GOAL » Output the material word for word. Leave each picture out.

SUPPLIED MATERIAL »
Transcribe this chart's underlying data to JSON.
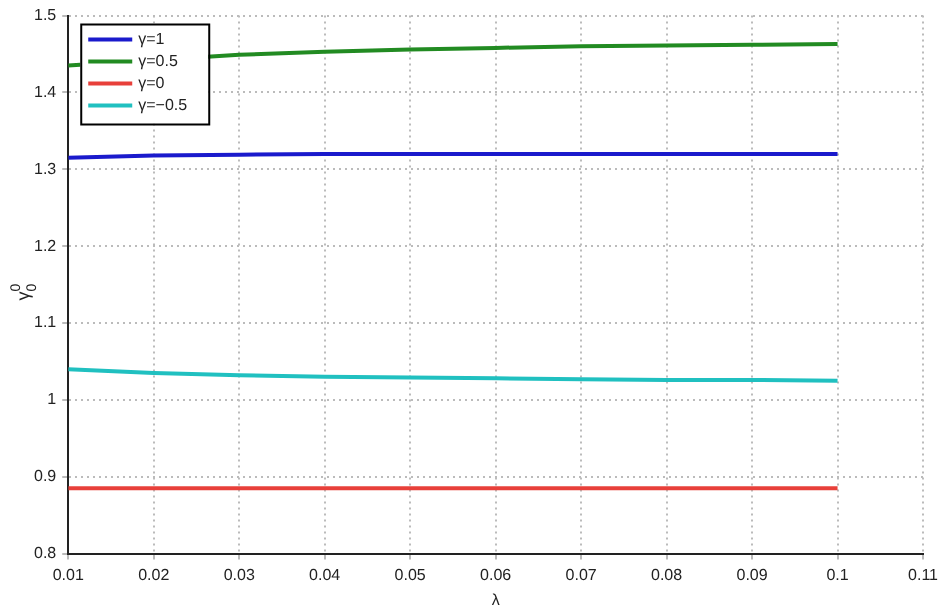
{
  "chart_data": {
    "type": "line",
    "xlabel": "λ",
    "ylabel": "γ$^{0}$$_{0}$",
    "xlim": [
      0.01,
      0.11
    ],
    "xticks": [
      0.01,
      0.02,
      0.03,
      0.04,
      0.05,
      0.06,
      0.07,
      0.08,
      0.09,
      0.1,
      0.11
    ],
    "ylim": [
      0.8,
      1.5
    ],
    "yticks": [
      0.8,
      0.9,
      1,
      1.1,
      1.2,
      1.3,
      1.4,
      1.5
    ],
    "x": [
      0.01,
      0.02,
      0.03,
      0.04,
      0.05,
      0.06,
      0.07,
      0.08,
      0.09,
      0.1
    ],
    "series": [
      {
        "name": "γ=1",
        "color": "#1a1acc",
        "values": [
          1.315,
          1.318,
          1.319,
          1.32,
          1.32,
          1.32,
          1.32,
          1.32,
          1.32,
          1.32
        ]
      },
      {
        "name": "γ=0.5",
        "color": "#228b22",
        "values": [
          1.435,
          null,
          1.449,
          1.453,
          1.456,
          1.458,
          1.46,
          1.461,
          1.462,
          1.463
        ]
      },
      {
        "name": "γ=0",
        "color": "#e8403a",
        "values": [
          0.885,
          0.885,
          0.885,
          0.885,
          0.885,
          0.885,
          0.885,
          0.885,
          0.885,
          0.885
        ]
      },
      {
        "name": "γ=−0.5",
        "color": "#20c0c0",
        "values": [
          1.04,
          1.035,
          1.032,
          1.03,
          1.029,
          1.028,
          1.027,
          1.026,
          1.026,
          1.025
        ]
      }
    ],
    "grid": true,
    "legend": "top left",
    "marker": "none",
    "line_style": "solid"
  }
}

TASK RESULT »
Transcribe this chart's underlying data to JSON.
{
  "chart_data": {
    "type": "line",
    "xlabel": "λ",
    "ylabel": "γ$^{0}$$_{0}$",
    "xlim": [
      0.01,
      0.11
    ],
    "xticks": [
      0.01,
      0.02,
      0.03,
      0.04,
      0.05,
      0.06,
      0.07,
      0.08,
      0.09,
      0.1,
      0.11
    ],
    "ylim": [
      0.8,
      1.5
    ],
    "yticks": [
      0.8,
      0.9,
      1,
      1.1,
      1.2,
      1.3,
      1.4,
      1.5
    ],
    "x": [
      0.01,
      0.02,
      0.03,
      0.04,
      0.05,
      0.06,
      0.07,
      0.08,
      0.09,
      0.1
    ],
    "series": [
      {
        "name": "γ=1",
        "color": "#1a1acc",
        "values": [
          1.315,
          1.318,
          1.319,
          1.32,
          1.32,
          1.32,
          1.32,
          1.32,
          1.32,
          1.32
        ]
      },
      {
        "name": "γ=0.5",
        "color": "#228b22",
        "values": [
          1.435,
          null,
          1.449,
          1.453,
          1.456,
          1.458,
          1.46,
          1.461,
          1.462,
          1.463
        ]
      },
      {
        "name": "γ=0",
        "color": "#e8403a",
        "values": [
          0.885,
          0.885,
          0.885,
          0.885,
          0.885,
          0.885,
          0.885,
          0.885,
          0.885,
          0.885
        ]
      },
      {
        "name": "γ=−0.5",
        "color": "#20c0c0",
        "values": [
          1.04,
          1.035,
          1.032,
          1.03,
          1.029,
          1.028,
          1.027,
          1.026,
          1.026,
          1.025
        ]
      }
    ],
    "grid": true,
    "legend": "top left",
    "marker": "none",
    "line_style": "solid"
  }
}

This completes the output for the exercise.